*Aim of the task:*
Each entry below should be returned exactly as is, with the pictures removed.

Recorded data
:::
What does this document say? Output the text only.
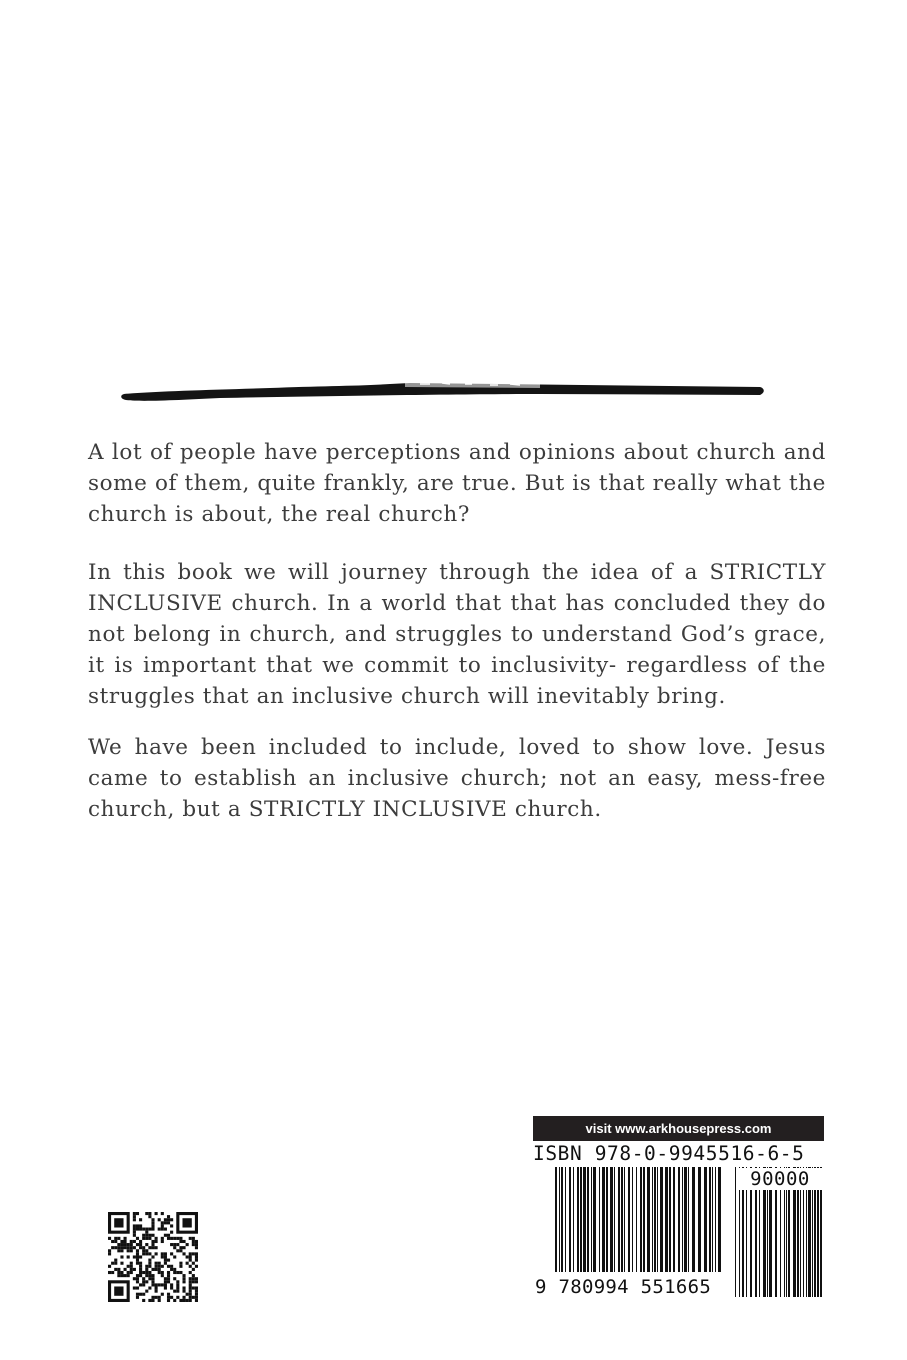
A lot of people have perceptions and opinions about church and some of them, quite frankly, are true. But is that really what the church is about, the real church?

In this book we will journey through the idea of a STRICTLY INCLUSIVE church. In a world that that has concluded they do not belong in church, and struggles to understand God’s grace, it is important that we commit to inclusivity- regardless of the struggles that an inclusive church will inevitably bring.

We have been included to include, loved to show love. Jesus came to establish an inclusive church; not an easy, mess-free church, but a STRICTLY INCLUSIVE church.

visit www.arkhousepress.com
ISBN 978-0-9945516-6-5
90000
9 780994 551665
:::
*Full answer:*
What does this document say? Output the text only.
A lot of people have perceptions and opinions about church and some of them, quite frankly, are true. But is that really what the church is about, the real church?

In this book we will journey through the idea of a STRICTLY INCLUSIVE church. In a world that that has concluded they do not belong in church, and struggles to understand God’s grace, it is important that we commit to inclusivity- regardless of the struggles that an inclusive church will inevitably bring.

We have been included to include, loved to show love. Jesus came to establish an inclusive church; not an easy, mess-free church, but a STRICTLY INCLUSIVE church.

visit www.arkhousepress.com
ISBN 978-0-9945516-6-5
90000
9 780994 551665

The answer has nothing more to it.